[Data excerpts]
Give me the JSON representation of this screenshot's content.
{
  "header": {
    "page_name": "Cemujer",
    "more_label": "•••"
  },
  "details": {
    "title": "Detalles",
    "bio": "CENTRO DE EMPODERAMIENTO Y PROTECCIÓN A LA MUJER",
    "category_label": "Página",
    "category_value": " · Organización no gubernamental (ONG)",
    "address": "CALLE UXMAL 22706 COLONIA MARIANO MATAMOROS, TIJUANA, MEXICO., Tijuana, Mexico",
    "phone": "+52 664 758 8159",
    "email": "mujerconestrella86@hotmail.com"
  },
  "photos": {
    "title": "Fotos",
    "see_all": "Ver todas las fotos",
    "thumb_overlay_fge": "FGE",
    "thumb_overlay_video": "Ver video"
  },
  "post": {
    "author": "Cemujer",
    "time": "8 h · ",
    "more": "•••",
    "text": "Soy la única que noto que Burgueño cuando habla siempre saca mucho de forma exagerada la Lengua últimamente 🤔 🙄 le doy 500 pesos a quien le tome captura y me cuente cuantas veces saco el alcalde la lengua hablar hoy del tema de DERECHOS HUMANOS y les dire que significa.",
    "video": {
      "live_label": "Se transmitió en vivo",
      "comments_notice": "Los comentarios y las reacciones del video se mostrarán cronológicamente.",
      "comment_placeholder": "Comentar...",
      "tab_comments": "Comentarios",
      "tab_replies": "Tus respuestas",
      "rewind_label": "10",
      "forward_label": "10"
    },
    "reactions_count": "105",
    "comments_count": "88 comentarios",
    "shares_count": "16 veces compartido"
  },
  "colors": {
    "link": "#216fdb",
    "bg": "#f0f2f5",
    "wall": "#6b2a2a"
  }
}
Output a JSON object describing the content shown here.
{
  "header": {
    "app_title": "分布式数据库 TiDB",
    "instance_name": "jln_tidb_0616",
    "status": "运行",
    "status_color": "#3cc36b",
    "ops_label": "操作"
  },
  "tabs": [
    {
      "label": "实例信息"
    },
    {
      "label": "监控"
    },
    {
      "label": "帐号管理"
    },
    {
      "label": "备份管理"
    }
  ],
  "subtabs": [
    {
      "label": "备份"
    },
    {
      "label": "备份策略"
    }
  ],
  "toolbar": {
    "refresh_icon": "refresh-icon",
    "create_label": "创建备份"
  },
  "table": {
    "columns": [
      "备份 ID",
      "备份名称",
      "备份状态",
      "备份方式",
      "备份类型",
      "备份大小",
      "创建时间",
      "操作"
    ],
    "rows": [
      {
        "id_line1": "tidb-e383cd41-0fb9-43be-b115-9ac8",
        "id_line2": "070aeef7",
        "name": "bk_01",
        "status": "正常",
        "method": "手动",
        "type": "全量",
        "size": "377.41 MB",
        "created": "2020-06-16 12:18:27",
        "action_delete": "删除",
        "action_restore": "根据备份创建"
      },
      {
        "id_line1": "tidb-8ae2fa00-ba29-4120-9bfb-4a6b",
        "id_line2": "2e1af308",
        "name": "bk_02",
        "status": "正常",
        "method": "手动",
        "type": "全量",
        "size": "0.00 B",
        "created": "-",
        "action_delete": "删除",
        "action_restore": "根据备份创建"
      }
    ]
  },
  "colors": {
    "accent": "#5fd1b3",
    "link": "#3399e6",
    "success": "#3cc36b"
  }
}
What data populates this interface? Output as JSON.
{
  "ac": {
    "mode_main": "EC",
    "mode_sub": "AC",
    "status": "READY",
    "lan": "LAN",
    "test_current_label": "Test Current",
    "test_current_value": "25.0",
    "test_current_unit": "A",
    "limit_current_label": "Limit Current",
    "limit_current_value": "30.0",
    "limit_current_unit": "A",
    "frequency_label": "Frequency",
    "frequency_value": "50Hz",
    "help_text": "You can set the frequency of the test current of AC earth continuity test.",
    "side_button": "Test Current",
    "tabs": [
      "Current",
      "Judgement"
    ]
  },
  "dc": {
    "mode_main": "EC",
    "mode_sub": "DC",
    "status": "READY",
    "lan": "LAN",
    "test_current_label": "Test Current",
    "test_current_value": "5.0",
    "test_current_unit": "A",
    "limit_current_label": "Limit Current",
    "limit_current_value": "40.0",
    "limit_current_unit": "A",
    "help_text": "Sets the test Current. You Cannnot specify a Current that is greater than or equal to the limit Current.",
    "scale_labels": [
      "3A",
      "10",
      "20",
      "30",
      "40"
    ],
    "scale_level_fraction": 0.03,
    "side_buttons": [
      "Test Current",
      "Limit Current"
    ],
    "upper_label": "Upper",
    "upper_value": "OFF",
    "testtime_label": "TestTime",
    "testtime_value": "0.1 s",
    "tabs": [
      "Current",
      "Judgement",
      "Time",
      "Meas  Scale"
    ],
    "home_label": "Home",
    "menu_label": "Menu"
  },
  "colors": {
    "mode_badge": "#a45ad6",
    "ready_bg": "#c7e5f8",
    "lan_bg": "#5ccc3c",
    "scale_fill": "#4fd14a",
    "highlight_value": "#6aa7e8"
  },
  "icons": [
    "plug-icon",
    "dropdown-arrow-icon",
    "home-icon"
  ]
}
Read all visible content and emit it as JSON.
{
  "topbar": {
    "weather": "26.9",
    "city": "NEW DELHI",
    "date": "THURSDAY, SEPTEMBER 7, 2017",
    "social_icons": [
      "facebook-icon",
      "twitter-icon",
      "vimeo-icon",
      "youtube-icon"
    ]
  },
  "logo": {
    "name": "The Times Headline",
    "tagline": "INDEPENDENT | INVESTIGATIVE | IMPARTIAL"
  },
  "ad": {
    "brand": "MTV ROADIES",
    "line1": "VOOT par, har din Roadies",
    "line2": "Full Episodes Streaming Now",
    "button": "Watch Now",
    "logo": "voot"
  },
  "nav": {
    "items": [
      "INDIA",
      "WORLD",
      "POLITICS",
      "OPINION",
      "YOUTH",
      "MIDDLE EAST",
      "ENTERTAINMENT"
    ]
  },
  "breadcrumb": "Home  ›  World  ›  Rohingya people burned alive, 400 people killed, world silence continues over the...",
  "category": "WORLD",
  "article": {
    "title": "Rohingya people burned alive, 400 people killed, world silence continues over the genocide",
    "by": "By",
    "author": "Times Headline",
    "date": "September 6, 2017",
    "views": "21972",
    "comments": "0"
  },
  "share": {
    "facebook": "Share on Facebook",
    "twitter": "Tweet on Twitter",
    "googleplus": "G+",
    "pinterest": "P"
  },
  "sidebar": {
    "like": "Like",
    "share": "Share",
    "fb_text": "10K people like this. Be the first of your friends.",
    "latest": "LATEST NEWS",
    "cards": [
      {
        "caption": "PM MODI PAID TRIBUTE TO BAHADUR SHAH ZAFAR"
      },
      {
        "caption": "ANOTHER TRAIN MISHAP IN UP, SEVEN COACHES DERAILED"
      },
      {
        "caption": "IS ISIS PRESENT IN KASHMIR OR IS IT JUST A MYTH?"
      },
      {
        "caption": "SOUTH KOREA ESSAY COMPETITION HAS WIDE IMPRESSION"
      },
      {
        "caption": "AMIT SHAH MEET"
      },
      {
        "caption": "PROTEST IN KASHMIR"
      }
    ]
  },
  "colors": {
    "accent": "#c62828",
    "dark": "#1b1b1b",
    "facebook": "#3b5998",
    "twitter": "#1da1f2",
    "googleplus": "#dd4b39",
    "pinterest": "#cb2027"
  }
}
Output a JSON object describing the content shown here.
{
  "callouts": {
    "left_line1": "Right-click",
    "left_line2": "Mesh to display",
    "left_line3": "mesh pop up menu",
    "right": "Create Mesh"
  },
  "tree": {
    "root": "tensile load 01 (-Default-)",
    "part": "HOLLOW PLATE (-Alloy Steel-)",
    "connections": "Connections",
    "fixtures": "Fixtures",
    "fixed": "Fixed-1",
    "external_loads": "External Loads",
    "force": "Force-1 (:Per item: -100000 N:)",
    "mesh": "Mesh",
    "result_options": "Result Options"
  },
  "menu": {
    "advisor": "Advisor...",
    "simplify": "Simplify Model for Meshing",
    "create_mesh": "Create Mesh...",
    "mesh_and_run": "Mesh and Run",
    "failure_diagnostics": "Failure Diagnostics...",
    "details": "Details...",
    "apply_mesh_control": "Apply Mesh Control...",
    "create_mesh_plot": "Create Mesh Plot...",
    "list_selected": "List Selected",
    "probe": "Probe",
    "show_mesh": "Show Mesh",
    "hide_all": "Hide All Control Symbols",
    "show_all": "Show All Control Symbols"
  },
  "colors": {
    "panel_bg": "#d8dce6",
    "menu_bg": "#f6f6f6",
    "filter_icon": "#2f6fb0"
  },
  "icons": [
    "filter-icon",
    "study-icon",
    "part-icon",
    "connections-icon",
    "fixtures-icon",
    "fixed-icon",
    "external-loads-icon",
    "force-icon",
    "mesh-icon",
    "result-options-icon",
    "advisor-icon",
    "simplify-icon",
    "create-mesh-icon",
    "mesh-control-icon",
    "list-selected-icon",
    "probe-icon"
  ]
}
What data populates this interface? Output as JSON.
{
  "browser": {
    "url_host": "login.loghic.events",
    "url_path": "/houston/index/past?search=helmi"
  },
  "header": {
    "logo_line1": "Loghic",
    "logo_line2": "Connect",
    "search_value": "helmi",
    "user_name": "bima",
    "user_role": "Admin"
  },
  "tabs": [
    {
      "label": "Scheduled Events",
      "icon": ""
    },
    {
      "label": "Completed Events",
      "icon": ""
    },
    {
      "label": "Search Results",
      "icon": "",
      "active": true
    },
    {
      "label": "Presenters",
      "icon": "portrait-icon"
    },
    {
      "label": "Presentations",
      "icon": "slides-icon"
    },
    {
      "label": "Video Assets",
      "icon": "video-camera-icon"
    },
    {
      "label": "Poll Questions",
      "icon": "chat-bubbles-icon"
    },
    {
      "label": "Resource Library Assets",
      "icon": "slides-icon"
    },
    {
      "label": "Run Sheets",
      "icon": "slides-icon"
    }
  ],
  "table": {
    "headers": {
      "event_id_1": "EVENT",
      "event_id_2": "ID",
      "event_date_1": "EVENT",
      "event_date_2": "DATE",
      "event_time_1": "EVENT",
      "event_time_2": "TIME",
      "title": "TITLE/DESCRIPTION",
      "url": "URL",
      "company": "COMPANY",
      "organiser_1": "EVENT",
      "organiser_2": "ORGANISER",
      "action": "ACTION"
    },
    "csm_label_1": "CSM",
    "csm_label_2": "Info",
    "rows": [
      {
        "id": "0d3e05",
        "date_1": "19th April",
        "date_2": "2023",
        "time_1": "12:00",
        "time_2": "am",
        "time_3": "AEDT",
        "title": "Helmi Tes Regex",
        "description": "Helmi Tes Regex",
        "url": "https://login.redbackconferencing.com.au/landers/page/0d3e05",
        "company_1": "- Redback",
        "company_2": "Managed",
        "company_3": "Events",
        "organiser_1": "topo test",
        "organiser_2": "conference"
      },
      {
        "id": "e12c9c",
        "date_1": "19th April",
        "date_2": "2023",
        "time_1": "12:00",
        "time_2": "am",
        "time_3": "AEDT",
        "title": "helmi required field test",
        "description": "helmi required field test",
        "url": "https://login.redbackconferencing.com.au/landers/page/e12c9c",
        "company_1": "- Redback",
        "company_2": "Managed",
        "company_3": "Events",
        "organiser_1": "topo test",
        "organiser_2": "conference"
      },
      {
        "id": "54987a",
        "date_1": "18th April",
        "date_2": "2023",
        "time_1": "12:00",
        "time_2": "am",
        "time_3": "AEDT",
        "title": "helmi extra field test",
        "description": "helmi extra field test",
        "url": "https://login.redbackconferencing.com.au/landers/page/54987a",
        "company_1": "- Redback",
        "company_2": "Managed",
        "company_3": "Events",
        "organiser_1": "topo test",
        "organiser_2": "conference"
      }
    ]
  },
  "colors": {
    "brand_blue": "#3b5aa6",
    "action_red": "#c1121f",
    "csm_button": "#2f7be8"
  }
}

▸ **Given instruction**
Search the entries for the word "force", then gather every line that has it.

▸ **Result**
    "force": "Force-1 (:Per item: -100000 N:)",
    "force-icon",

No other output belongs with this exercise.